## Task requirements
Retype the data that follows line by line, exactly, and leave its pictures out.

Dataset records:
-- BEGIN --
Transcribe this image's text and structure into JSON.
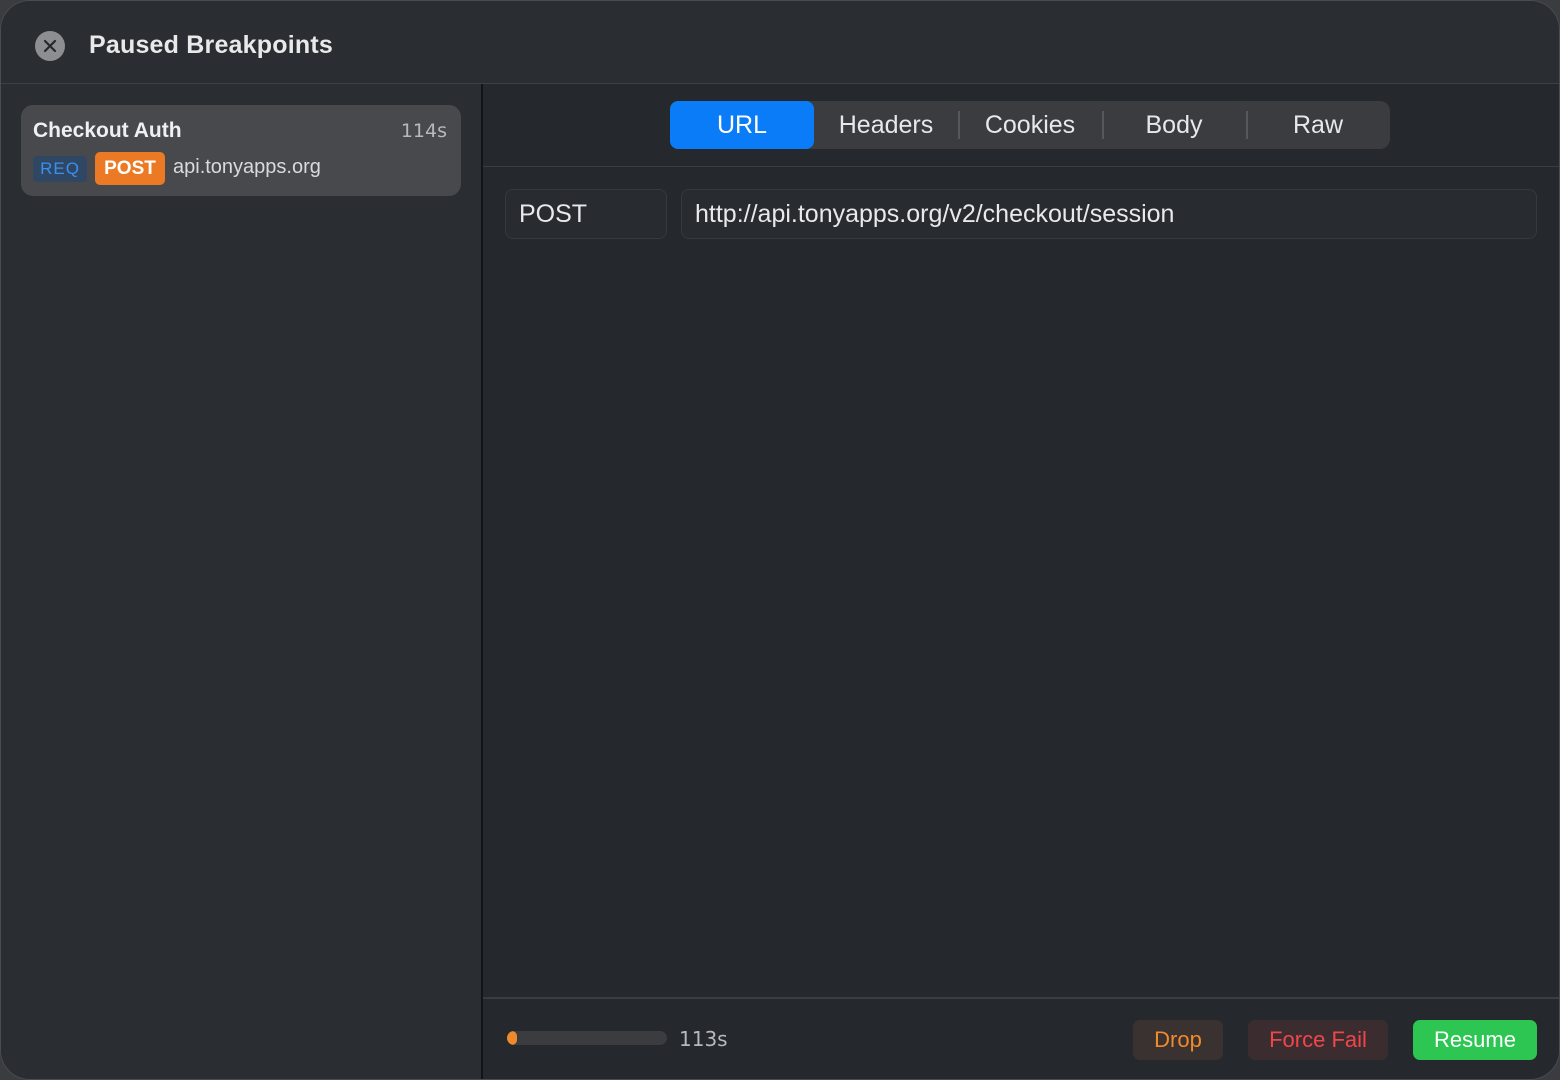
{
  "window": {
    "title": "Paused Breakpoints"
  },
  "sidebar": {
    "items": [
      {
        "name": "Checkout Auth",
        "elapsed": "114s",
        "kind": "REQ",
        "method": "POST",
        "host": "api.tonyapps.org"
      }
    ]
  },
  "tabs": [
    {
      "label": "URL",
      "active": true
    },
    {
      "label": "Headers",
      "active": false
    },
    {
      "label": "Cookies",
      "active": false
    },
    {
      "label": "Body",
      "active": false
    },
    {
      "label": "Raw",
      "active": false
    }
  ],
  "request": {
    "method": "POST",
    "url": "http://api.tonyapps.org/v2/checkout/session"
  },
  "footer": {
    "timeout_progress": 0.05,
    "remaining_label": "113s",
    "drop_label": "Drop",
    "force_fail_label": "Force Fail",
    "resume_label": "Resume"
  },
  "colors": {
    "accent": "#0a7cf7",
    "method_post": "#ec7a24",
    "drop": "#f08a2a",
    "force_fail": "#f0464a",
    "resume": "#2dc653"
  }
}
-- END --
## Final result
Transcribe this image's text and structure into JSON.
{
  "window": {
    "title": "Paused Breakpoints"
  },
  "sidebar": {
    "items": [
      {
        "name": "Checkout Auth",
        "elapsed": "114s",
        "kind": "REQ",
        "method": "POST",
        "host": "api.tonyapps.org"
      }
    ]
  },
  "tabs": [
    {
      "label": "URL",
      "active": true
    },
    {
      "label": "Headers",
      "active": false
    },
    {
      "label": "Cookies",
      "active": false
    },
    {
      "label": "Body",
      "active": false
    },
    {
      "label": "Raw",
      "active": false
    }
  ],
  "request": {
    "method": "POST",
    "url": "http://api.tonyapps.org/v2/checkout/session"
  },
  "footer": {
    "timeout_progress": 0.05,
    "remaining_label": "113s",
    "drop_label": "Drop",
    "force_fail_label": "Force Fail",
    "resume_label": "Resume"
  },
  "colors": {
    "accent": "#0a7cf7",
    "method_post": "#ec7a24",
    "drop": "#f08a2a",
    "force_fail": "#f0464a",
    "resume": "#2dc653"
  }
}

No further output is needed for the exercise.